▶ Your task: Your task is to quote the material that follows, in full and exactly.

Start Rows

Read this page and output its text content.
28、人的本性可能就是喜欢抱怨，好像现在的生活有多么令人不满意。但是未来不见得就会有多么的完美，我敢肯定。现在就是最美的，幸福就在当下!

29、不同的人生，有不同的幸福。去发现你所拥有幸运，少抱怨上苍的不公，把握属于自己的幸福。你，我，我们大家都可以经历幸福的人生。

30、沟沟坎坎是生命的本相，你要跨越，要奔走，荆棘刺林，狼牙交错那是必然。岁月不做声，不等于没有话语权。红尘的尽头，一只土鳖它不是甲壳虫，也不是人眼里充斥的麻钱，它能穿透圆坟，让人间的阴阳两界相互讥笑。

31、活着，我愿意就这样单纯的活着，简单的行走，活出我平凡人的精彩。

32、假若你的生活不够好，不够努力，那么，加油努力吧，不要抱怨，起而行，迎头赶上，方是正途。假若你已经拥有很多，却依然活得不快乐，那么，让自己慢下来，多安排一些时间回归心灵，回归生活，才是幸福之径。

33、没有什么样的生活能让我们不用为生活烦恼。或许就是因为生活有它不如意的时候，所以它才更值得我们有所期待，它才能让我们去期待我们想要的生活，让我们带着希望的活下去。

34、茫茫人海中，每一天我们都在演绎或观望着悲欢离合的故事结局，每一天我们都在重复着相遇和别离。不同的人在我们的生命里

End Rows

▶ Complete answer:
Read this page and output its text content.
28、人的本性可能就是喜欢抱怨，好像现在的生活有多么令人不满意。但是未来不见得就会有多么的完美，我敢肯定。现在就是最美的，幸福就在当下!

29、不同的人生，有不同的幸福。去发现你所拥有幸运，少抱怨上苍的不公，把握属于自己的幸福。你，我，我们大家都可以经历幸福的人生。

30、沟沟坎坎是生命的本相，你要跨越，要奔走，荆棘刺林，狼牙交错那是必然。岁月不做声，不等于没有话语权。红尘的尽头，一只土鳖它不是甲壳虫，也不是人眼里充斥的麻钱，它能穿透圆坟，让人间的阴阳两界相互讥笑。

31、活着，我愿意就这样单纯的活着，简单的行走，活出我平凡人的精彩。

32、假若你的生活不够好，不够努力，那么，加油努力吧，不要抱怨，起而行，迎头赶上，方是正途。假若你已经拥有很多，却依然活得不快乐，那么，让自己慢下来，多安排一些时间回归心灵，回归生活，才是幸福之径。

33、没有什么样的生活能让我们不用为生活烦恼。或许就是因为生活有它不如意的时候，所以它才更值得我们有所期待，它才能让我们去期待我们想要的生活，让我们带着希望的活下去。

34、茫茫人海中，每一天我们都在演绎或观望着悲欢离合的故事结局，每一天我们都在重复着相遇和别离。不同的人在我们的生命里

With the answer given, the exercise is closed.